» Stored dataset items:
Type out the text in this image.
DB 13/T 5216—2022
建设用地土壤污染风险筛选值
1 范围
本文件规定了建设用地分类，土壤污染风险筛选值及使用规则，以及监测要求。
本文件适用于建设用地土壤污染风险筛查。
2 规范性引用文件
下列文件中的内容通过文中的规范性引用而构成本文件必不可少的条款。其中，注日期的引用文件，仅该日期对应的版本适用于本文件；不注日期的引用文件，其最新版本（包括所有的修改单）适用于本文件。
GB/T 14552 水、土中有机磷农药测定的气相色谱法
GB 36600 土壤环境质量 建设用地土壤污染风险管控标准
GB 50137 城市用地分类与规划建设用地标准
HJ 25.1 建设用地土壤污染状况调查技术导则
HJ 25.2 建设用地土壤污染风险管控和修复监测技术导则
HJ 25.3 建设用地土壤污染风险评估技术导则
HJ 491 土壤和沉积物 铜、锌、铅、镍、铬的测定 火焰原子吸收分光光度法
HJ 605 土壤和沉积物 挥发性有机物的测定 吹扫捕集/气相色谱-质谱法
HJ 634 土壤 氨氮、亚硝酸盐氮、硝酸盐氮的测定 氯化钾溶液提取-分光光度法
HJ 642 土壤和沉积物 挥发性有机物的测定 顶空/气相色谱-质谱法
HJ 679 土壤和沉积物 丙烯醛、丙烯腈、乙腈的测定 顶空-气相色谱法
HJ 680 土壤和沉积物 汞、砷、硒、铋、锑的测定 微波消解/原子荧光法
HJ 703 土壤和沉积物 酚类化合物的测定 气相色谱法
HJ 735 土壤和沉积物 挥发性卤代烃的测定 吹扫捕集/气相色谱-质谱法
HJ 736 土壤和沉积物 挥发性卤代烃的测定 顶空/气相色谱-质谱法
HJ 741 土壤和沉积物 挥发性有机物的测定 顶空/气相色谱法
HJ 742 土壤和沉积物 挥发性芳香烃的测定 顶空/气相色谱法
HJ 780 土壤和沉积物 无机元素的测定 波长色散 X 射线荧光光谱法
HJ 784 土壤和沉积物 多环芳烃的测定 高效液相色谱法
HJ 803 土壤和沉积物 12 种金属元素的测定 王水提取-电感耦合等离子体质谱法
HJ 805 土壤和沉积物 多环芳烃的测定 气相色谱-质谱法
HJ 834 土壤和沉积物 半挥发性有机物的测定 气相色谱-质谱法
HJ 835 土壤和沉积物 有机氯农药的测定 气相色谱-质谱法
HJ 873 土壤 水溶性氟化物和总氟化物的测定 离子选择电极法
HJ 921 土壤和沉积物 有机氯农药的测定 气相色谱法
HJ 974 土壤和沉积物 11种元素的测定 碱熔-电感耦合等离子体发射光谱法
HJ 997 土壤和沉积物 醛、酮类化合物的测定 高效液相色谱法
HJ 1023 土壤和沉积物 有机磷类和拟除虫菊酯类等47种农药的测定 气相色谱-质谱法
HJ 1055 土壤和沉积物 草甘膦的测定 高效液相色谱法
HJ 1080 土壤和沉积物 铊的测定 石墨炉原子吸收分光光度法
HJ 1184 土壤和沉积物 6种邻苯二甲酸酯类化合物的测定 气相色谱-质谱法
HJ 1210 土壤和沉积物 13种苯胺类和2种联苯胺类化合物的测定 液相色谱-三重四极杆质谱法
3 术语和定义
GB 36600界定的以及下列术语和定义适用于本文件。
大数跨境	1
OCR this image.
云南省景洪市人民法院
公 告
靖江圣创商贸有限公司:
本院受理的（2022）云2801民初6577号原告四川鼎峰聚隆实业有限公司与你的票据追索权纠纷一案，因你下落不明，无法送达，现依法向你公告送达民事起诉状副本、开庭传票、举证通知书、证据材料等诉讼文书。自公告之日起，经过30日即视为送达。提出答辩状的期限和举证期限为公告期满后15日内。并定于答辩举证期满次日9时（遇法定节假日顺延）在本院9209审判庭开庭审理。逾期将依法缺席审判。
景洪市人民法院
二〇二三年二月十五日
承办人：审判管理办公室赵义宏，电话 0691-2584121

» WORK TO COMPLETE:
Pick out each line containing "image" and report it.

» WRITTEN ANSWER:
Type out the text in this image.
OCR this image.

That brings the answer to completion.